Transcribe all the entries word for word, but omit the images.
══ DATASET RECORDS
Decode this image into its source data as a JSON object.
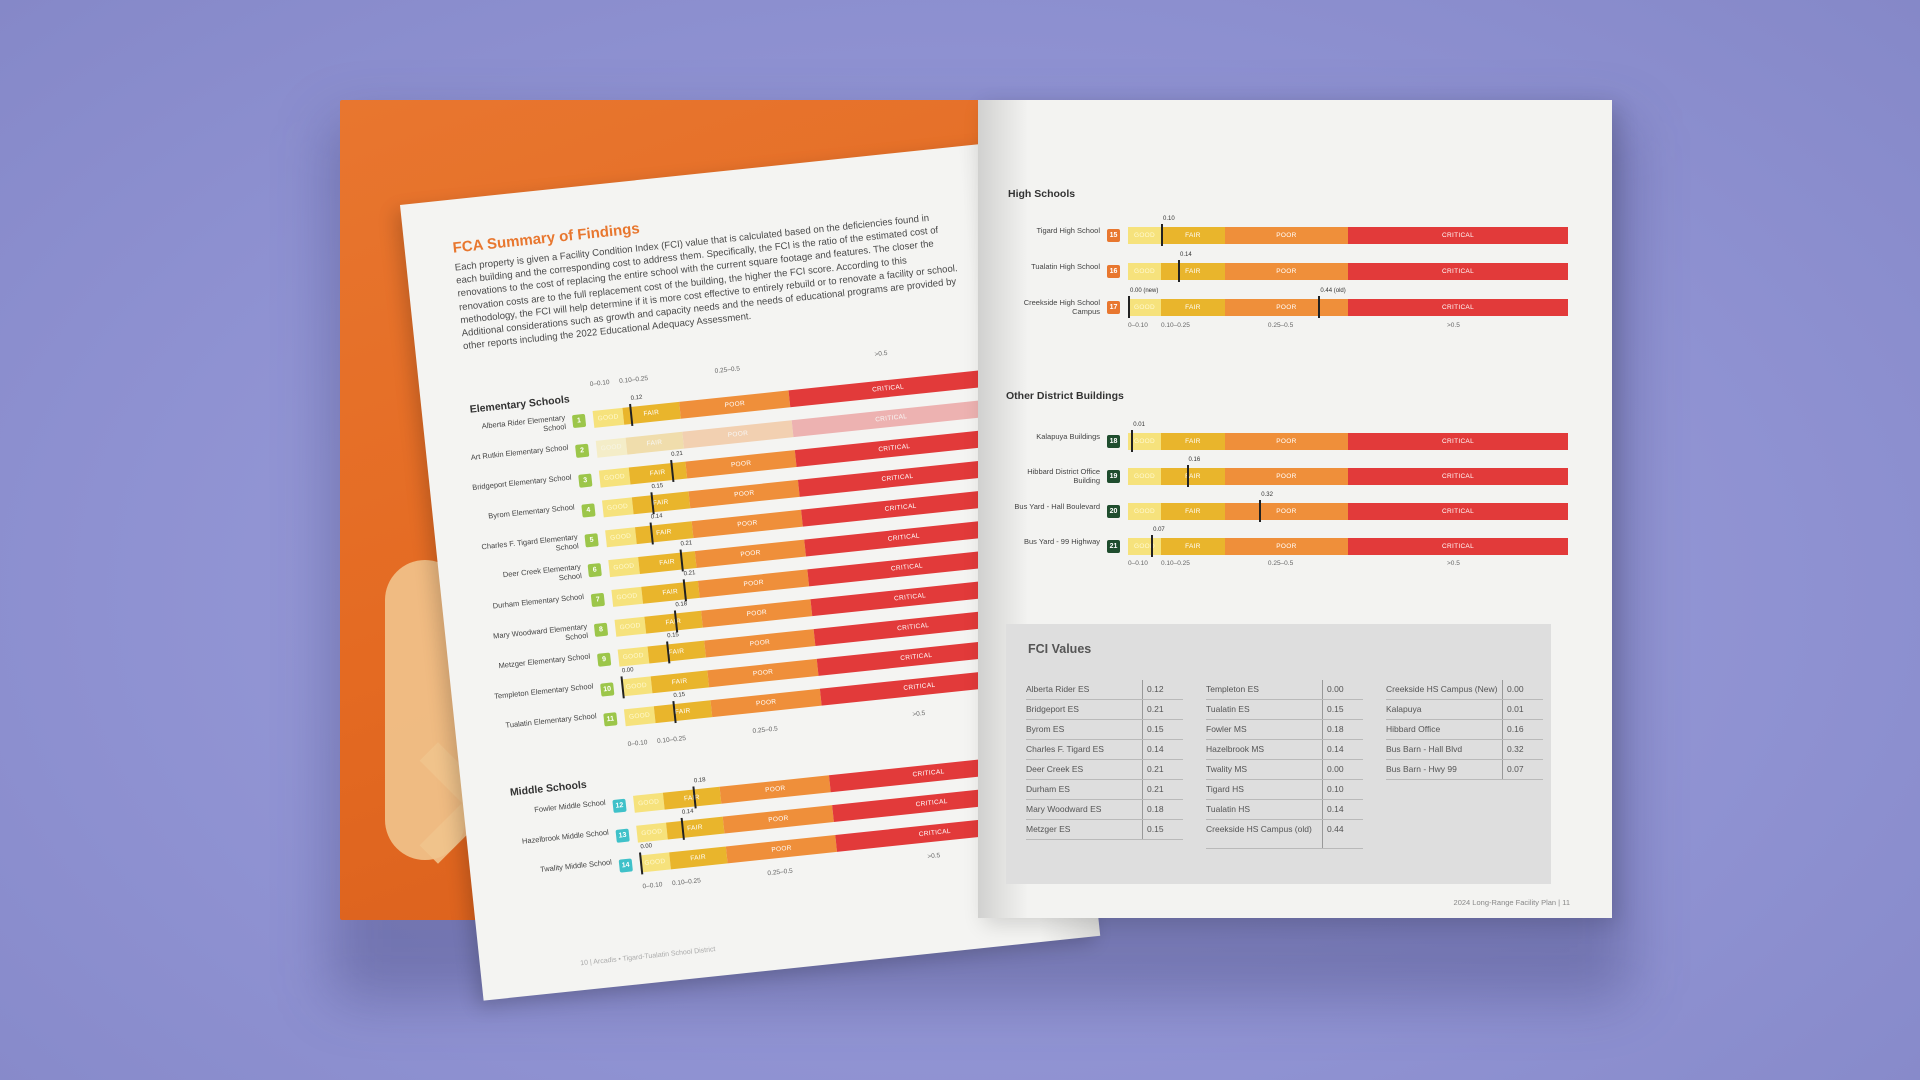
{
  "left_page": {
    "title": "FCA Summary of Findings",
    "body": "Each property is given a Facility Condition Index (FCI) value that is calculated based on the deficiencies found in each building and the corresponding cost to address them. Specifically, the FCI is the ratio of the estimated cost of renovations to the cost of replacing the entire school with the current square footage and features. The closer the renovation costs are to the full replacement cost of the building, the higher the FCI score. According to this methodology, the FCI will help determine if it is more cost effective to entirely rebuild or to renovate a facility or school. Additional considerations such as growth and capacity needs and the needs of educational programs are provided by other reports including the 2022 Educational Adequacy Assessment.",
    "footer": "10 | Arcadis • Tigard-Tualatin School District",
    "scale_labels": {
      "good": "0–0.10",
      "fair": "0.10–0.25",
      "poor": "0.25–0.5",
      "critical": ">0.5"
    },
    "seg_labels": {
      "good": "GOOD",
      "fair": "FAIR",
      "poor": "POOR",
      "critical": "CRITICAL"
    },
    "elementary": {
      "title": "Elementary Schools",
      "schools": [
        {
          "n": "1",
          "name": "Alberta Rider Elementary School",
          "fci": 0.12,
          "label": "0.12"
        },
        {
          "n": "2",
          "name": "Art Rutkin Elementary School",
          "fci": null,
          "label": ""
        },
        {
          "n": "3",
          "name": "Bridgeport Elementary School",
          "fci": 0.21,
          "label": "0.21"
        },
        {
          "n": "4",
          "name": "Byrom Elementary School",
          "fci": 0.15,
          "label": "0.15"
        },
        {
          "n": "5",
          "name": "Charles F. Tigard Elementary School",
          "fci": 0.14,
          "label": "0.14"
        },
        {
          "n": "6",
          "name": "Deer Creek Elementary School",
          "fci": 0.21,
          "label": "0.21"
        },
        {
          "n": "7",
          "name": "Durham Elementary School",
          "fci": 0.21,
          "label": "0.21"
        },
        {
          "n": "8",
          "name": "Mary Woodward Elementary School",
          "fci": 0.18,
          "label": "0.18"
        },
        {
          "n": "9",
          "name": "Metzger Elementary School",
          "fci": 0.15,
          "label": "0.15"
        },
        {
          "n": "10",
          "name": "Templeton Elementary School",
          "fci": 0.0,
          "label": "0.00"
        },
        {
          "n": "11",
          "name": "Tualatin Elementary School",
          "fci": 0.15,
          "label": "0.15"
        }
      ]
    },
    "middle": {
      "title": "Middle Schools",
      "schools": [
        {
          "n": "12",
          "name": "Fowler Middle School",
          "fci": 0.18,
          "label": "0.18"
        },
        {
          "n": "13",
          "name": "Hazelbrook Middle School",
          "fci": 0.14,
          "label": "0.14"
        },
        {
          "n": "14",
          "name": "Twality Middle School",
          "fci": 0.0,
          "label": "0.00"
        }
      ]
    }
  },
  "right_page": {
    "high": {
      "title": "High Schools",
      "schools": [
        {
          "n": "15",
          "name": "Tigard High School",
          "fci": 0.1,
          "label": "0.10"
        },
        {
          "n": "16",
          "name": "Tualatin High School",
          "fci": 0.14,
          "label": "0.14"
        },
        {
          "n": "17",
          "name": "Creekside High School Campus",
          "fci": 0.0,
          "label": "0.00 (new)",
          "fci2": 0.44,
          "label2": "0.44 (old)"
        }
      ]
    },
    "other": {
      "title": "Other District Buildings",
      "schools": [
        {
          "n": "18",
          "name": "Kalapuya Buildings",
          "fci": 0.01,
          "label": "0.01"
        },
        {
          "n": "19",
          "name": "Hibbard District Office Building",
          "fci": 0.16,
          "label": "0.16"
        },
        {
          "n": "20",
          "name": "Bus Yard - Hall Boulevard",
          "fci": 0.32,
          "label": "0.32"
        },
        {
          "n": "21",
          "name": "Bus Yard - 99 Highway",
          "fci": 0.07,
          "label": "0.07"
        }
      ]
    },
    "scale_labels": {
      "good": "0–0.10",
      "fair": "0.10–0.25",
      "poor": "0.25–0.5",
      "critical": ">0.5"
    },
    "fci_table": {
      "title": "FCI Values",
      "columns": [
        [
          {
            "name": "Alberta Rider ES",
            "value": "0.12"
          },
          {
            "name": "Bridgeport ES",
            "value": "0.21"
          },
          {
            "name": "Byrom ES",
            "value": "0.15"
          },
          {
            "name": "Charles F. Tigard ES",
            "value": "0.14"
          },
          {
            "name": "Deer Creek ES",
            "value": "0.21"
          },
          {
            "name": "Durham ES",
            "value": "0.21"
          },
          {
            "name": "Mary Woodward ES",
            "value": "0.18"
          },
          {
            "name": "Metzger ES",
            "value": "0.15"
          }
        ],
        [
          {
            "name": "Templeton ES",
            "value": "0.00"
          },
          {
            "name": "Tualatin ES",
            "value": "0.15"
          },
          {
            "name": "Fowler MS",
            "value": "0.18"
          },
          {
            "name": "Hazelbrook MS",
            "value": "0.14"
          },
          {
            "name": "Twality MS",
            "value": "0.00"
          },
          {
            "name": "Tigard HS",
            "value": "0.10"
          },
          {
            "name": "Tualatin HS",
            "value": "0.14"
          },
          {
            "name": "Creekside HS Campus (old)",
            "value": "0.44"
          }
        ],
        [
          {
            "name": "Creekside HS Campus (New)",
            "value": "0.00"
          },
          {
            "name": "Kalapuya",
            "value": "0.01"
          },
          {
            "name": "Hibbard Office",
            "value": "0.16"
          },
          {
            "name": "Bus Barn - Hall Blvd",
            "value": "0.32"
          },
          {
            "name": "Bus Barn - Hwy 99",
            "value": "0.07"
          }
        ]
      ]
    },
    "footer": "2024 Long-Range Facility Plan | 11"
  },
  "colors": {
    "good": "#f6e27c",
    "fair": "#e9b52c",
    "poor": "#ef8f3a",
    "critical": "#e23a3a",
    "badge_elementary": "#9cc64a",
    "badge_middle": "#3fc1c9",
    "badge_high": "#e8772f",
    "badge_other": "#1f4d2e",
    "accent": "#e8772f"
  }
}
════
**RESPONSE TO THE EXERCISE**
Decode this image into its source data as a JSON object.
{
  "left_page": {
    "title": "FCA Summary of Findings",
    "body": "Each property is given a Facility Condition Index (FCI) value that is calculated based on the deficiencies found in each building and the corresponding cost to address them. Specifically, the FCI is the ratio of the estimated cost of renovations to the cost of replacing the entire school with the current square footage and features. The closer the renovation costs are to the full replacement cost of the building, the higher the FCI score. According to this methodology, the FCI will help determine if it is more cost effective to entirely rebuild or to renovate a facility or school. Additional considerations such as growth and capacity needs and the needs of educational programs are provided by other reports including the 2022 Educational Adequacy Assessment.",
    "footer": "10 | Arcadis • Tigard-Tualatin School District",
    "scale_labels": {
      "good": "0–0.10",
      "fair": "0.10–0.25",
      "poor": "0.25–0.5",
      "critical": ">0.5"
    },
    "seg_labels": {
      "good": "GOOD",
      "fair": "FAIR",
      "poor": "POOR",
      "critical": "CRITICAL"
    },
    "elementary": {
      "title": "Elementary Schools",
      "schools": [
        {
          "n": "1",
          "name": "Alberta Rider Elementary School",
          "fci": 0.12,
          "label": "0.12"
        },
        {
          "n": "2",
          "name": "Art Rutkin Elementary School",
          "fci": null,
          "label": ""
        },
        {
          "n": "3",
          "name": "Bridgeport Elementary School",
          "fci": 0.21,
          "label": "0.21"
        },
        {
          "n": "4",
          "name": "Byrom Elementary School",
          "fci": 0.15,
          "label": "0.15"
        },
        {
          "n": "5",
          "name": "Charles F. Tigard Elementary School",
          "fci": 0.14,
          "label": "0.14"
        },
        {
          "n": "6",
          "name": "Deer Creek Elementary School",
          "fci": 0.21,
          "label": "0.21"
        },
        {
          "n": "7",
          "name": "Durham Elementary School",
          "fci": 0.21,
          "label": "0.21"
        },
        {
          "n": "8",
          "name": "Mary Woodward Elementary School",
          "fci": 0.18,
          "label": "0.18"
        },
        {
          "n": "9",
          "name": "Metzger Elementary School",
          "fci": 0.15,
          "label": "0.15"
        },
        {
          "n": "10",
          "name": "Templeton Elementary School",
          "fci": 0.0,
          "label": "0.00"
        },
        {
          "n": "11",
          "name": "Tualatin Elementary School",
          "fci": 0.15,
          "label": "0.15"
        }
      ]
    },
    "middle": {
      "title": "Middle Schools",
      "schools": [
        {
          "n": "12",
          "name": "Fowler Middle School",
          "fci": 0.18,
          "label": "0.18"
        },
        {
          "n": "13",
          "name": "Hazelbrook Middle School",
          "fci": 0.14,
          "label": "0.14"
        },
        {
          "n": "14",
          "name": "Twality Middle School",
          "fci": 0.0,
          "label": "0.00"
        }
      ]
    }
  },
  "right_page": {
    "high": {
      "title": "High Schools",
      "schools": [
        {
          "n": "15",
          "name": "Tigard High School",
          "fci": 0.1,
          "label": "0.10"
        },
        {
          "n": "16",
          "name": "Tualatin High School",
          "fci": 0.14,
          "label": "0.14"
        },
        {
          "n": "17",
          "name": "Creekside High School Campus",
          "fci": 0.0,
          "label": "0.00 (new)",
          "fci2": 0.44,
          "label2": "0.44 (old)"
        }
      ]
    },
    "other": {
      "title": "Other District Buildings",
      "schools": [
        {
          "n": "18",
          "name": "Kalapuya Buildings",
          "fci": 0.01,
          "label": "0.01"
        },
        {
          "n": "19",
          "name": "Hibbard District Office Building",
          "fci": 0.16,
          "label": "0.16"
        },
        {
          "n": "20",
          "name": "Bus Yard - Hall Boulevard",
          "fci": 0.32,
          "label": "0.32"
        },
        {
          "n": "21",
          "name": "Bus Yard - 99 Highway",
          "fci": 0.07,
          "label": "0.07"
        }
      ]
    },
    "scale_labels": {
      "good": "0–0.10",
      "fair": "0.10–0.25",
      "poor": "0.25–0.5",
      "critical": ">0.5"
    },
    "fci_table": {
      "title": "FCI Values",
      "columns": [
        [
          {
            "name": "Alberta Rider ES",
            "value": "0.12"
          },
          {
            "name": "Bridgeport ES",
            "value": "0.21"
          },
          {
            "name": "Byrom ES",
            "value": "0.15"
          },
          {
            "name": "Charles F. Tigard ES",
            "value": "0.14"
          },
          {
            "name": "Deer Creek ES",
            "value": "0.21"
          },
          {
            "name": "Durham ES",
            "value": "0.21"
          },
          {
            "name": "Mary Woodward ES",
            "value": "0.18"
          },
          {
            "name": "Metzger ES",
            "value": "0.15"
          }
        ],
        [
          {
            "name": "Templeton ES",
            "value": "0.00"
          },
          {
            "name": "Tualatin ES",
            "value": "0.15"
          },
          {
            "name": "Fowler MS",
            "value": "0.18"
          },
          {
            "name": "Hazelbrook MS",
            "value": "0.14"
          },
          {
            "name": "Twality MS",
            "value": "0.00"
          },
          {
            "name": "Tigard HS",
            "value": "0.10"
          },
          {
            "name": "Tualatin HS",
            "value": "0.14"
          },
          {
            "name": "Creekside HS Campus (old)",
            "value": "0.44"
          }
        ],
        [
          {
            "name": "Creekside HS Campus (New)",
            "value": "0.00"
          },
          {
            "name": "Kalapuya",
            "value": "0.01"
          },
          {
            "name": "Hibbard Office",
            "value": "0.16"
          },
          {
            "name": "Bus Barn - Hall Blvd",
            "value": "0.32"
          },
          {
            "name": "Bus Barn - Hwy 99",
            "value": "0.07"
          }
        ]
      ]
    },
    "footer": "2024 Long-Range Facility Plan | 11"
  },
  "colors": {
    "good": "#f6e27c",
    "fair": "#e9b52c",
    "poor": "#ef8f3a",
    "critical": "#e23a3a",
    "badge_elementary": "#9cc64a",
    "badge_middle": "#3fc1c9",
    "badge_high": "#e8772f",
    "badge_other": "#1f4d2e",
    "accent": "#e8772f"
  }
}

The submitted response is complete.